* [Do this] Render every line of the rows below as a JSON array of strings, one string per line, with blank lines and picture lines omitted.
[Begin]
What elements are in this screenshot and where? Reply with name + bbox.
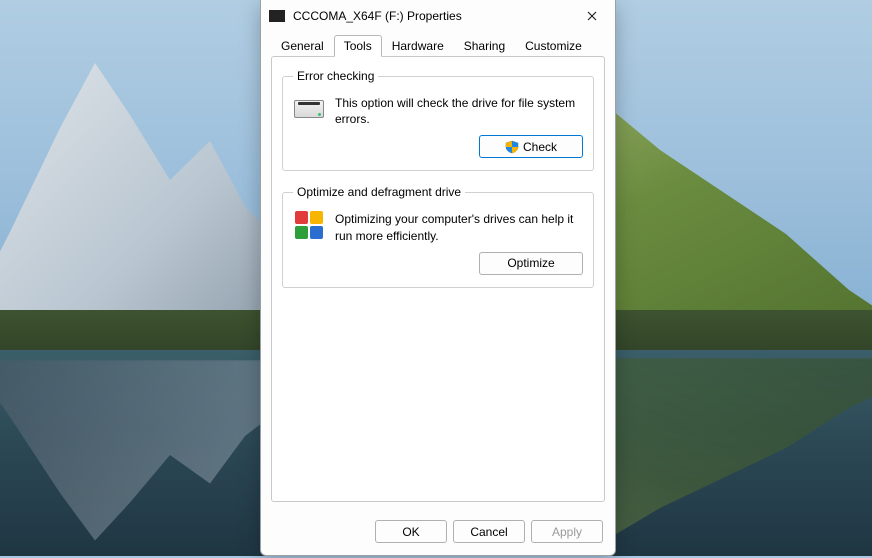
check-button[interactable]: Check <box>479 135 583 158</box>
close-button[interactable] <box>577 2 607 30</box>
drive-icon <box>293 95 325 123</box>
tab-general[interactable]: General <box>271 35 334 57</box>
tab-strip: General Tools Hardware Sharing Customize <box>261 34 615 56</box>
titlebar[interactable]: CCCOMA_X64F (F:) Properties <box>261 0 615 32</box>
optimize-button[interactable]: Optimize <box>479 252 583 275</box>
defrag-icon <box>293 211 325 239</box>
cancel-button[interactable]: Cancel <box>453 520 525 543</box>
uac-shield-icon <box>505 140 519 154</box>
optimize-button-label: Optimize <box>507 256 554 270</box>
close-icon <box>587 11 597 21</box>
dialog-footer: OK Cancel Apply <box>261 510 615 555</box>
properties-dialog: CCCOMA_X64F (F:) Properties General Tool… <box>260 0 616 556</box>
tab-tools[interactable]: Tools <box>334 35 382 57</box>
window-title: CCCOMA_X64F (F:) Properties <box>293 9 577 23</box>
error-checking-group: Error checking This option will check th… <box>282 69 594 171</box>
tab-hardware[interactable]: Hardware <box>382 35 454 57</box>
ok-button[interactable]: OK <box>375 520 447 543</box>
apply-button[interactable]: Apply <box>531 520 603 543</box>
optimize-description: Optimizing your computer's drives can he… <box>335 211 583 243</box>
optimize-legend: Optimize and defragment drive <box>293 185 465 199</box>
check-button-label: Check <box>523 140 557 154</box>
error-checking-legend: Error checking <box>293 69 378 83</box>
system-menu-icon <box>269 10 285 22</box>
tab-sharing[interactable]: Sharing <box>454 35 515 57</box>
error-checking-description: This option will check the drive for fil… <box>335 95 583 127</box>
optimize-group: Optimize and defragment drive Optimizing… <box>282 185 594 287</box>
tab-page-tools: Error checking This option will check th… <box>271 56 605 502</box>
tab-customize[interactable]: Customize <box>515 35 592 57</box>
[End]
* [Solved exercise]
[
  "What elements are in this screenshot and where? Reply with name + bbox.",
  "check-button[interactable]: Check <box>479 135 583 158</box>",
  "close-button[interactable] <box>577 2 607 30</box>",
  "drive-icon <box>293 95 325 123</box>",
  "tab-general[interactable]: General <box>271 35 334 57</box>",
  "tab-strip: General Tools Hardware Sharing Customize <box>261 34 615 56</box>",
  "titlebar[interactable]: CCCOMA_X64F (F:) Properties <box>261 0 615 32</box>",
  "optimize-button[interactable]: Optimize <box>479 252 583 275</box>",
  "defrag-icon <box>293 211 325 239</box>",
  "cancel-button[interactable]: Cancel <box>453 520 525 543</box>",
  "uac-shield-icon <box>505 140 519 154</box>",
  "optimize-button-label: Optimize <box>507 256 554 270</box>",
  "close-icon <box>587 11 597 21</box>",
  "dialog-footer: OK Cancel Apply <box>261 510 615 555</box>",
  "properties-dialog: CCCOMA_X64F (F:) Properties General Tool… <box>260 0 616 556</box>",
  "tab-tools[interactable]: Tools <box>334 35 382 57</box>",
  "window-title: CCCOMA_X64F (F:) Properties <box>293 9 577 23</box>",
  "error-checking-group: Error checking This option will check th… <box>282 69 594 171</box>",
  "tab-hardware[interactable]: Hardware <box>382 35 454 57</box>",
  "ok-button[interactable]: OK <box>375 520 447 543</box>",
  "apply-button[interactable]: Apply <box>531 520 603 543</box>",
  "optimize-description: Optimizing your computer's drives can he… <box>335 211 583 243</box>",
  "optimize-legend: Optimize and defragment drive <box>293 185 465 199</box>",
  "check-button-label: Check <box>523 140 557 154</box>",
  "error-checking-legend: Error checking <box>293 69 378 83</box>",
  "system-menu-icon <box>269 10 285 22</box>",
  "tab-sharing[interactable]: Sharing <box>454 35 515 57</box>",
  "error-checking-description: This option will check the drive for fil… <box>335 95 583 127</box>",
  "optimize-group: Optimize and defragment drive Optimizing… <box>282 185 594 287</box>",
  "tab-page-tools: Error checking This option will check th… <box>271 56 605 502</box>",
  "tab-customize[interactable]: Customize <box>515 35 592 57</box>"
]